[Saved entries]
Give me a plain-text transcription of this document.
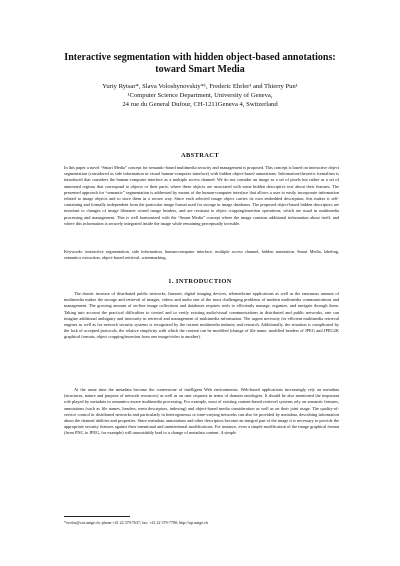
Interactive segmentation with hidden object-based annotations:
toward Smart Media
Yuriy Rytsar*, Slava Voloshynovskiy*¹, Frederic Ehrler¹ and Thierry Pun¹
¹Computer Science Department, University of Geneva,
24 rue du General Dufour, CH-1211Geneva 4, Switzerland
ABSTRACT

In this paper a novel “Smart Media” concept for semantic-based multimedia security and management is proposed. This concept is based on interactive object segmentation (considered as side information in visual human-computer interface) with hidden object-based annotations. Information-theoretic formalism is introduced that considers the human-computer interface as a multiple access channel. We do not consider an image as a set of pixels but rather as a set of annotated regions that correspond to objects or their parts, where these objects are associated with some hidden descriptive text about their features. The presented approach for “semantic” segmentation is addressed by means of the human-computer interface that allows a user to easily incorporate information related to image objects and to store them in a secure way. Since each selected image object carries its own embedded description, this makes it self-containing and formally independent from the particular image format used for storage in image databases. The proposed object-based hidden descriptors are invariant to changes of image filename or/and image headers, and are resistant to object cropping/insertion operations, which are usual in multimedia processing and management. This is well harmonized with the “Smart Media” concept where the image contains additional information about itself, and where this information is securely integrated inside the image while remaining perceptually invisible.

Keywords: interactive segmentation, side information, human-computer interface, multiple access channel, hidden annotation, Smart Media, labeling, semantics extraction, object-based retrieval, watermarking.

1. INTRODUCTION

The drastic increase of distributed public networks, Internet, digital imaging devices, telemedicine applications as well as the enormous amount of multimedia makes the storage and retrieval of images, videos and audio one of the most challenging problems of modern multimedia communications and management. The growing amount of on-line image collections and databases requires tools to efficiently manage, organize, and navigate through them. Taking into account the practical difficulties to control and to verify existing audio/visual communications in distributed and public networks, one can imagine additional ambiguity and insecurity in retrieval and management of multimedia information. The urgent necessity for efficient multimedia retrieval engines as well as for network security systems is recognized by the current multimedia industry and research. Additionally, the situation is complicated by the lack of accepted protocols, the relative simplicity with which the content can be modified (change of file name, modified headers of JPEG and JPEG2K graphical formats, object cropping/insertion from one image/video to another).

At the same time the metadata become the cornerstone of intelligent Web environments. Web-based applications increasingly rely on metadata (structures, nature and purpose of network resources) as well as on user requests in terms of domain ontologies. It should be also mentioned the important role played by metadata in semantics-aware multimedia processing. For example, most of existing content-based retrieval systems rely on semantic features, annotations (such as file names, headers, meta descriptors, indexing) and object-based media consideration as well as on their joint usage. The quality-of-service control in distributed networks and particularly in heterogeneous or time-varying networks can also be provided by metadata, describing information about the channel abilities and properties. Since metadata, annotations and other descriptors become an integral part of the image it is necessary to provide the appropriate security features against their intentional and unintentional modifications. For instance, even a simple modification of the image graphical format (from PNG to JPEG, for example) will unavoidably lead to a change of metadata content. A simple

*svolos@cui.unige.ch; phone +41 22 379-7637; fax: +41 22 379-7780; http://sip.unige.ch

#### INSTRUCTIONS FOR THE TASK
Reproduce the data verbatim. Do not carry any picture into the copy.

#### CORRECT RESPONSE
Give me a plain-text transcription of this document.
Interactive segmentation with hidden object-based annotations:
toward Smart Media
Yuriy Rytsar*, Slava Voloshynovskiy*¹, Frederic Ehrler¹ and Thierry Pun¹
¹Computer Science Department, University of Geneva,
24 rue du General Dufour, CH-1211Geneva 4, Switzerland
ABSTRACT

In this paper a novel “Smart Media” concept for semantic-based multimedia security and management is proposed. This concept is based on interactive object segmentation (considered as side information in visual human-computer interface) with hidden object-based annotations. Information-theoretic formalism is introduced that considers the human-computer interface as a multiple access channel. We do not consider an image as a set of pixels but rather as a set of annotated regions that correspond to objects or their parts, where these objects are associated with some hidden descriptive text about their features. The presented approach for “semantic” segmentation is addressed by means of the human-computer interface that allows a user to easily incorporate information related to image objects and to store them in a secure way. Since each selected image object carries its own embedded description, this makes it self-containing and formally independent from the particular image format used for storage in image databases. The proposed object-based hidden descriptors are invariant to changes of image filename or/and image headers, and are resistant to object cropping/insertion operations, which are usual in multimedia processing and management. This is well harmonized with the “Smart Media” concept where the image contains additional information about itself, and where this information is securely integrated inside the image while remaining perceptually invisible.

Keywords: interactive segmentation, side information, human-computer interface, multiple access channel, hidden annotation, Smart Media, labeling, semantics extraction, object-based retrieval, watermarking.

1. INTRODUCTION

The drastic increase of distributed public networks, Internet, digital imaging devices, telemedicine applications as well as the enormous amount of multimedia makes the storage and retrieval of images, videos and audio one of the most challenging problems of modern multimedia communications and management. The growing amount of on-line image collections and databases requires tools to efficiently manage, organize, and navigate through them. Taking into account the practical difficulties to control and to verify existing audio/visual communications in distributed and public networks, one can imagine additional ambiguity and insecurity in retrieval and management of multimedia information. The urgent necessity for efficient multimedia retrieval engines as well as for network security systems is recognized by the current multimedia industry and research. Additionally, the situation is complicated by the lack of accepted protocols, the relative simplicity with which the content can be modified (change of file name, modified headers of JPEG and JPEG2K graphical formats, object cropping/insertion from one image/video to another).

At the same time the metadata become the cornerstone of intelligent Web environments. Web-based applications increasingly rely on metadata (structures, nature and purpose of network resources) as well as on user requests in terms of domain ontologies. It should be also mentioned the important role played by metadata in semantics-aware multimedia processing. For example, most of existing content-based retrieval systems rely on semantic features, annotations (such as file names, headers, meta descriptors, indexing) and object-based media consideration as well as on their joint usage. The quality-of-service control in distributed networks and particularly in heterogeneous or time-varying networks can also be provided by metadata, describing information about the channel abilities and properties. Since metadata, annotations and other descriptors become an integral part of the image it is necessary to provide the appropriate security features against their intentional and unintentional modifications. For instance, even a simple modification of the image graphical format (from PNG to JPEG, for example) will unavoidably lead to a change of metadata content. A simple

*svolos@cui.unige.ch; phone +41 22 379-7637; fax: +41 22 379-7780; http://sip.unige.ch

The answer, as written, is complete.